» PROBLEM: Extract every entry word for word.

Data entries:
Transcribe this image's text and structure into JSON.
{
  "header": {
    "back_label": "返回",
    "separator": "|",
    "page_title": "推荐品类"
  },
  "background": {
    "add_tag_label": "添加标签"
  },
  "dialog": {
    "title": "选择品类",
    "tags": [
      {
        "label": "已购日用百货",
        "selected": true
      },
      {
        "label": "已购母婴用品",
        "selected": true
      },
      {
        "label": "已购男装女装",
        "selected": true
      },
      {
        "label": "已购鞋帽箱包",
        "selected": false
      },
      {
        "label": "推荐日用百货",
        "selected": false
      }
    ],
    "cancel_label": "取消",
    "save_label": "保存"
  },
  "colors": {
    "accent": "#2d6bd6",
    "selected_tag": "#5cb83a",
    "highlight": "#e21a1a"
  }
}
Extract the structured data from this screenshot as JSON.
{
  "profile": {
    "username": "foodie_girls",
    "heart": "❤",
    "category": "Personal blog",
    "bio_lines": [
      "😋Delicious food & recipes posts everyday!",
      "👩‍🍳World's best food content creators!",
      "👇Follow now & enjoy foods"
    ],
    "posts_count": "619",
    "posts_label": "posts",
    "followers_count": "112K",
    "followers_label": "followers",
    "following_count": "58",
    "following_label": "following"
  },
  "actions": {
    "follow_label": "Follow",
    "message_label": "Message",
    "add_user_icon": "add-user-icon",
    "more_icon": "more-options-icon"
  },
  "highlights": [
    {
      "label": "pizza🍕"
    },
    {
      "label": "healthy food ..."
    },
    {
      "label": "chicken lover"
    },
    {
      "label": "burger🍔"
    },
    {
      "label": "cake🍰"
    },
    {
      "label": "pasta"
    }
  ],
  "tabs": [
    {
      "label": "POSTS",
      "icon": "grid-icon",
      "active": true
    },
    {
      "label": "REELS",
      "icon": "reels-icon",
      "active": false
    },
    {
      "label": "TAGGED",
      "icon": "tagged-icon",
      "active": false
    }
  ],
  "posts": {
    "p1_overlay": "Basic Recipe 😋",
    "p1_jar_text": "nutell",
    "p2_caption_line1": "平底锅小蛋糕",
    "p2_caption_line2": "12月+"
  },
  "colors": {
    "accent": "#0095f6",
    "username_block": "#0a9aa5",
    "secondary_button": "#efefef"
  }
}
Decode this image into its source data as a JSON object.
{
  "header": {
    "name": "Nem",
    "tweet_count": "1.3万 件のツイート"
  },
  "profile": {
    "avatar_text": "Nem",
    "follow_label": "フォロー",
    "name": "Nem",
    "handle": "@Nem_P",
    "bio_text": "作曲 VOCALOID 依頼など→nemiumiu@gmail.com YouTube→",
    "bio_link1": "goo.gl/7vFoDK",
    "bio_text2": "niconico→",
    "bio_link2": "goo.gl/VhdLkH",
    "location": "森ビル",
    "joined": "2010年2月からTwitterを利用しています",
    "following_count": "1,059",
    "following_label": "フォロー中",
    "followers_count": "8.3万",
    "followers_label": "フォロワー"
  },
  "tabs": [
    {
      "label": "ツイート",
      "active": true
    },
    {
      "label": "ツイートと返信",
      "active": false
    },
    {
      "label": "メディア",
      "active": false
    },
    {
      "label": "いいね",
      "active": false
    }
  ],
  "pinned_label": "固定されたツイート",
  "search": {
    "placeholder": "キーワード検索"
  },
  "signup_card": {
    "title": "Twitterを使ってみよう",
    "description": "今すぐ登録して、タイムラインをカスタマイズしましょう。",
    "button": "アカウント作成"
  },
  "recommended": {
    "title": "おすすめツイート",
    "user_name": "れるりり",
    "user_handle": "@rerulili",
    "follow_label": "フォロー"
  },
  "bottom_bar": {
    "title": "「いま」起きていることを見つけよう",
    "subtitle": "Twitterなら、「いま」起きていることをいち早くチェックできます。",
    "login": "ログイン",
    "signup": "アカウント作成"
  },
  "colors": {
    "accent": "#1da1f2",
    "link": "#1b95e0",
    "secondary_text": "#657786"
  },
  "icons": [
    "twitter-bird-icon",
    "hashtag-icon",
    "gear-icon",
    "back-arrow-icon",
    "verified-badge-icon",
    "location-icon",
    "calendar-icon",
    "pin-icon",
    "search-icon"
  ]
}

» RESULT:
Transcribe this image's text and structure into JSON.
{
  "header": {
    "back_label": "返回",
    "separator": "|",
    "page_title": "推荐品类"
  },
  "background": {
    "add_tag_label": "添加标签"
  },
  "dialog": {
    "title": "选择品类",
    "tags": [
      {
        "label": "已购日用百货",
        "selected": true
      },
      {
        "label": "已购母婴用品",
        "selected": true
      },
      {
        "label": "已购男装女装",
        "selected": true
      },
      {
        "label": "已购鞋帽箱包",
        "selected": false
      },
      {
        "label": "推荐日用百货",
        "selected": false
      }
    ],
    "cancel_label": "取消",
    "save_label": "保存"
  },
  "colors": {
    "accent": "#2d6bd6",
    "selected_tag": "#5cb83a",
    "highlight": "#e21a1a"
  }
}
Extract the structured data from this screenshot as JSON.
{
  "profile": {
    "username": "foodie_girls",
    "heart": "❤",
    "category": "Personal blog",
    "bio_lines": [
      "😋Delicious food & recipes posts everyday!",
      "👩‍🍳World's best food content creators!",
      "👇Follow now & enjoy foods"
    ],
    "posts_count": "619",
    "posts_label": "posts",
    "followers_count": "112K",
    "followers_label": "followers",
    "following_count": "58",
    "following_label": "following"
  },
  "actions": {
    "follow_label": "Follow",
    "message_label": "Message",
    "add_user_icon": "add-user-icon",
    "more_icon": "more-options-icon"
  },
  "highlights": [
    {
      "label": "pizza🍕"
    },
    {
      "label": "healthy food ..."
    },
    {
      "label": "chicken lover"
    },
    {
      "label": "burger🍔"
    },
    {
      "label": "cake🍰"
    },
    {
      "label": "pasta"
    }
  ],
  "tabs": [
    {
      "label": "POSTS",
      "icon": "grid-icon",
      "active": true
    },
    {
      "label": "REELS",
      "icon": "reels-icon",
      "active": false
    },
    {
      "label": "TAGGED",
      "icon": "tagged-icon",
      "active": false
    }
  ],
  "posts": {
    "p1_overlay": "Basic Recipe 😋",
    "p1_jar_text": "nutell",
    "p2_caption_line1": "平底锅小蛋糕",
    "p2_caption_line2": "12月+"
  },
  "colors": {
    "accent": "#0095f6",
    "username_block": "#0a9aa5",
    "secondary_button": "#efefef"
  }
}
Decode this image into its source data as a JSON object.
{
  "header": {
    "name": "Nem",
    "tweet_count": "1.3万 件のツイート"
  },
  "profile": {
    "avatar_text": "Nem",
    "follow_label": "フォロー",
    "name": "Nem",
    "handle": "@Nem_P",
    "bio_text": "作曲 VOCALOID 依頼など→nemiumiu@gmail.com YouTube→",
    "bio_link1": "goo.gl/7vFoDK",
    "bio_text2": "niconico→",
    "bio_link2": "goo.gl/VhdLkH",
    "location": "森ビル",
    "joined": "2010年2月からTwitterを利用しています",
    "following_count": "1,059",
    "following_label": "フォロー中",
    "followers_count": "8.3万",
    "followers_label": "フォロワー"
  },
  "tabs": [
    {
      "label": "ツイート",
      "active": true
    },
    {
      "label": "ツイートと返信",
      "active": false
    },
    {
      "label": "メディア",
      "active": false
    },
    {
      "label": "いいね",
      "active": false
    }
  ],
  "pinned_label": "固定されたツイート",
  "search": {
    "placeholder": "キーワード検索"
  },
  "signup_card": {
    "title": "Twitterを使ってみよう",
    "description": "今すぐ登録して、タイムラインをカスタマイズしましょう。",
    "button": "アカウント作成"
  },
  "recommended": {
    "title": "おすすめツイート",
    "user_name": "れるりり",
    "user_handle": "@rerulili",
    "follow_label": "フォロー"
  },
  "bottom_bar": {
    "title": "「いま」起きていることを見つけよう",
    "subtitle": "Twitterなら、「いま」起きていることをいち早くチェックできます。",
    "login": "ログイン",
    "signup": "アカウント作成"
  },
  "colors": {
    "accent": "#1da1f2",
    "link": "#1b95e0",
    "secondary_text": "#657786"
  },
  "icons": [
    "twitter-bird-icon",
    "hashtag-icon",
    "gear-icon",
    "back-arrow-icon",
    "verified-badge-icon",
    "location-icon",
    "calendar-icon",
    "pin-icon",
    "search-icon"
  ]
}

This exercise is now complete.